↓

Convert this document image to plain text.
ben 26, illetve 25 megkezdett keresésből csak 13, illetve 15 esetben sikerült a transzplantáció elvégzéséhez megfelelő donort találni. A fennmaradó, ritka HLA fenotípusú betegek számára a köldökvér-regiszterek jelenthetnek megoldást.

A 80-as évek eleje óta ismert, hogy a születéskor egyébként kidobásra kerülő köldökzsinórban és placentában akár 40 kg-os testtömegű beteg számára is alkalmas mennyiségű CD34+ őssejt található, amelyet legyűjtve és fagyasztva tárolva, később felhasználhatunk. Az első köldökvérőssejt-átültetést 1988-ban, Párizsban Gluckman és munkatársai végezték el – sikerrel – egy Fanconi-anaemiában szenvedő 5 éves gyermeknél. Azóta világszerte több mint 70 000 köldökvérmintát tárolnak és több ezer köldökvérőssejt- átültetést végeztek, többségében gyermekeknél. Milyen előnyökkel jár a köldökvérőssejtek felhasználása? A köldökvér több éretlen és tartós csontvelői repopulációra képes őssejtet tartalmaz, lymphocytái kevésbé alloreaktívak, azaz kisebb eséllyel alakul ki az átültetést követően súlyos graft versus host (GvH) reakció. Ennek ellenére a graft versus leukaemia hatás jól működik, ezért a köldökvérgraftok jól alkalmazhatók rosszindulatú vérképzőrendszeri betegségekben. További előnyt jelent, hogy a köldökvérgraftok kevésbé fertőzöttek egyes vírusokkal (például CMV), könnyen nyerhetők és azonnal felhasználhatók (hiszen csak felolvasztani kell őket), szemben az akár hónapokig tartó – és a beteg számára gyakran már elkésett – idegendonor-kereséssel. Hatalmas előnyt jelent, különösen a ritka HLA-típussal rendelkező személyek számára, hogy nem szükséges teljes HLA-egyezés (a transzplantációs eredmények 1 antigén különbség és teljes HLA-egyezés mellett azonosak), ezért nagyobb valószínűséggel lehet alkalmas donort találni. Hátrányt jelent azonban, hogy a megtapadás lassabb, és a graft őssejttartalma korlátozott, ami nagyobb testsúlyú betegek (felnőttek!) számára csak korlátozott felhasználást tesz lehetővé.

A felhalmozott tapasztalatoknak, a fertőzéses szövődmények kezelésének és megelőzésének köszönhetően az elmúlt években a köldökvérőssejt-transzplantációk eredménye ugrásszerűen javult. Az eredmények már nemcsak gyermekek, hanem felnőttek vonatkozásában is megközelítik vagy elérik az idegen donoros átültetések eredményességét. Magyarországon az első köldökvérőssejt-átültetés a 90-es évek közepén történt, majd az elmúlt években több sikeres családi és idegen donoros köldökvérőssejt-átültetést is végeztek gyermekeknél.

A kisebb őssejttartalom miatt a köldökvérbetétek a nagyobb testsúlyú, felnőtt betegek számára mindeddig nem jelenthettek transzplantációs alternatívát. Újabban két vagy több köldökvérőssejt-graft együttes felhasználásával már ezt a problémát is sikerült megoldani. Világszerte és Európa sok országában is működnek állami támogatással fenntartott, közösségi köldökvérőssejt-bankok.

↑

_Problem to work on_
Look above for every line with the word "vagy" and copy it.

_Solution below_
A felhalmozott tapasztalatoknak, a fertőzéses szövődmények kezelésének és megelőzésének köszönhetően az elmúlt években a köldökvérőssejt-transzplantációk eredménye ugrásszerűen javult. Az eredmények már nemcsak gyermekek, hanem felnőttek vonatkozásában is megközelítik vagy elérik az idegen donoros átültetések eredményességét. Magyarországon az első köldökvérőssejt-átültetés a 90-es évek közepén történt, majd az elmúlt években több sikeres családi és idegen donoros köldökvérőssejt-átültetést is végeztek gyermekeknél.
A kisebb őssejttartalom miatt a köldökvérbetétek a nagyobb testsúlyú, felnőtt betegek számára mindeddig nem jelenthettek transzplantációs alternatívát. Újabban két vagy több köldökvérőssejt-graft együttes felhasználásával már ezt a problémát is sikerült megoldani. Világszerte és Európa sok országában is működnek állami támogatással fenntartott, közösségi köldökvérőssejt-bankok.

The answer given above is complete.